* Task directions *
Lines containing the string "González" are to be counted; report the total by itself.

* Data shown *
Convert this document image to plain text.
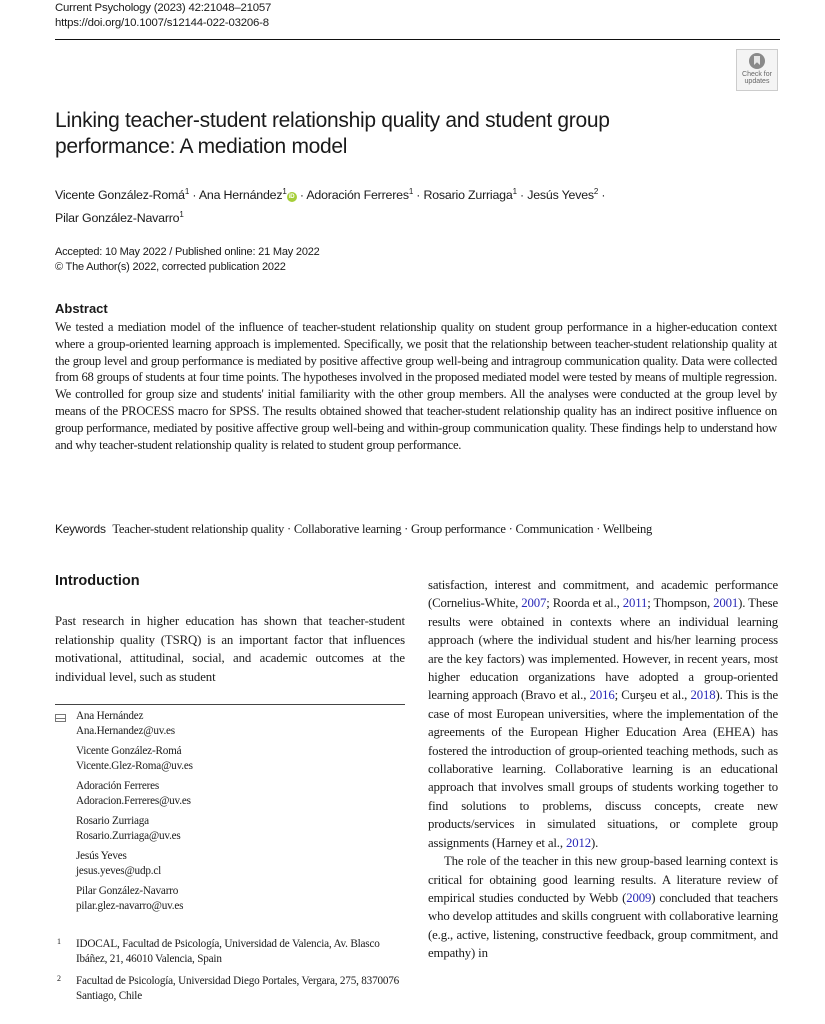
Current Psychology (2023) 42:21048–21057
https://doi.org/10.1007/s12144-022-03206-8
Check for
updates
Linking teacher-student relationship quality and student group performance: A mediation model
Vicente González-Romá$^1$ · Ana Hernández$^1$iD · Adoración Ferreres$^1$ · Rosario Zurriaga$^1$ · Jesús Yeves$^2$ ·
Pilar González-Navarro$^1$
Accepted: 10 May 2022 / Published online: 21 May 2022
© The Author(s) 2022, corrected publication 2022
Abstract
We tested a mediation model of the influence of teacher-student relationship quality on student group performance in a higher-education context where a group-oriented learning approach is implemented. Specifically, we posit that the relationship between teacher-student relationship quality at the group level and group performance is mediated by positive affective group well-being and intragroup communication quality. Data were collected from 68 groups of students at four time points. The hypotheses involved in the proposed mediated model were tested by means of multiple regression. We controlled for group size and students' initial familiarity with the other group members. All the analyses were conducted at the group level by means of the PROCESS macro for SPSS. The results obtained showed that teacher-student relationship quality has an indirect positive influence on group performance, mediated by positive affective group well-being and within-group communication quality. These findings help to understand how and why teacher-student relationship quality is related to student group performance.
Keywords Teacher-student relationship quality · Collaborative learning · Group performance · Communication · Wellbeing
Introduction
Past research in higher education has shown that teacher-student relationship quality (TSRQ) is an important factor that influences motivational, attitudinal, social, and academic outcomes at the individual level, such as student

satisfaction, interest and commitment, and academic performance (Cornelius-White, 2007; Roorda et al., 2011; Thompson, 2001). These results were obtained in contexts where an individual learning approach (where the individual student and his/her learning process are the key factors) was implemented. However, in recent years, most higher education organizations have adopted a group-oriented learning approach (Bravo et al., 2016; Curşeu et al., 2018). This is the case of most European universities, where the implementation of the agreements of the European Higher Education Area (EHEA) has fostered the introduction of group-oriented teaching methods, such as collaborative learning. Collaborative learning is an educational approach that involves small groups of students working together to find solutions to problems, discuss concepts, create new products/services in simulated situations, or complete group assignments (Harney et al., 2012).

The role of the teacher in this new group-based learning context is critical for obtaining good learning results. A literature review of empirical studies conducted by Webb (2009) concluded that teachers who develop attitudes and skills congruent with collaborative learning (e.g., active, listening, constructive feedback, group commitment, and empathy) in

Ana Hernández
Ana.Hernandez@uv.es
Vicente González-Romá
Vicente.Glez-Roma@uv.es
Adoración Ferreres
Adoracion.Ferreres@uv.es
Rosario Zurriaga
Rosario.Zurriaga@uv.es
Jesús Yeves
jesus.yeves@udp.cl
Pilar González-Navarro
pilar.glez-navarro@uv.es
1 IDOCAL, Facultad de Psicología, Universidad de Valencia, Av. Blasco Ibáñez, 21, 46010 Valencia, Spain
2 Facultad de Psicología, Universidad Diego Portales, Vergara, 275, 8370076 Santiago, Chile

--

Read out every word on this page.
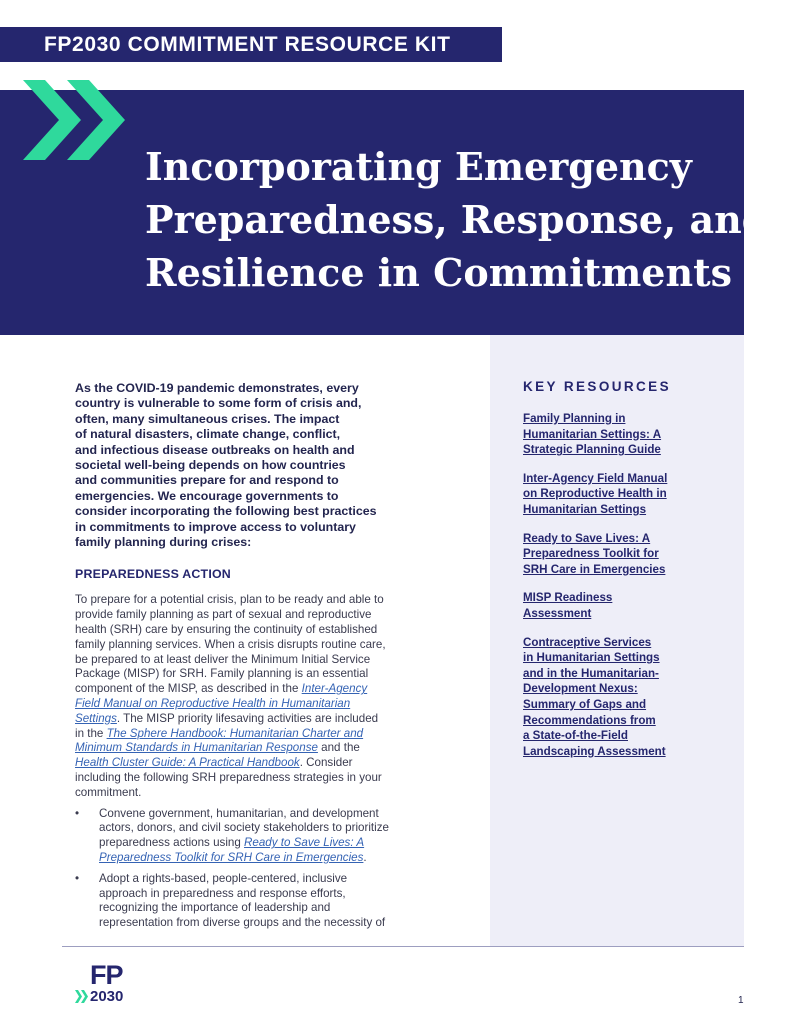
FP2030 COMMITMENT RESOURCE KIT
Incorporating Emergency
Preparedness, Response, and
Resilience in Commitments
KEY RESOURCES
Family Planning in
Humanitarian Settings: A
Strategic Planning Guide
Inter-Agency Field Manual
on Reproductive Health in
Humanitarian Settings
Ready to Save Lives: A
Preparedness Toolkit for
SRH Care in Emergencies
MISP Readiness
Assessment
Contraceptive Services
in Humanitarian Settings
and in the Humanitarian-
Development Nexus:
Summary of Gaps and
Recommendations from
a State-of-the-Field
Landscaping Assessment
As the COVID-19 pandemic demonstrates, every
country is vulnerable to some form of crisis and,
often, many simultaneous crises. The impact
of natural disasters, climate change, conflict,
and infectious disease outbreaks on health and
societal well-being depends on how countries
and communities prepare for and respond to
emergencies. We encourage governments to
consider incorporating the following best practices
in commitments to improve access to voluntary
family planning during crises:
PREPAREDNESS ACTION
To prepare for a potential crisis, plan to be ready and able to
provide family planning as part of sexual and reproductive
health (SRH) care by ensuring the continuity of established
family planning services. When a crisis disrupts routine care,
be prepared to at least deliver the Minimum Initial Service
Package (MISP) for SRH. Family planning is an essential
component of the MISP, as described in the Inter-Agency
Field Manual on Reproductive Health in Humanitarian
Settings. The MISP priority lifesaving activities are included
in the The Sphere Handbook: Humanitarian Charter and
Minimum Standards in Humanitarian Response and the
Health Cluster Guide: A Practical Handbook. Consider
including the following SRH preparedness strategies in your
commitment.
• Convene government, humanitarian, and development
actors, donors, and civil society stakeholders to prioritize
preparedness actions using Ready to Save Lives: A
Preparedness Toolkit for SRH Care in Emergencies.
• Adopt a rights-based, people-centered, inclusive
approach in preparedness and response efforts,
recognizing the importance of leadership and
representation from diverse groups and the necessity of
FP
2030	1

* The answer *
4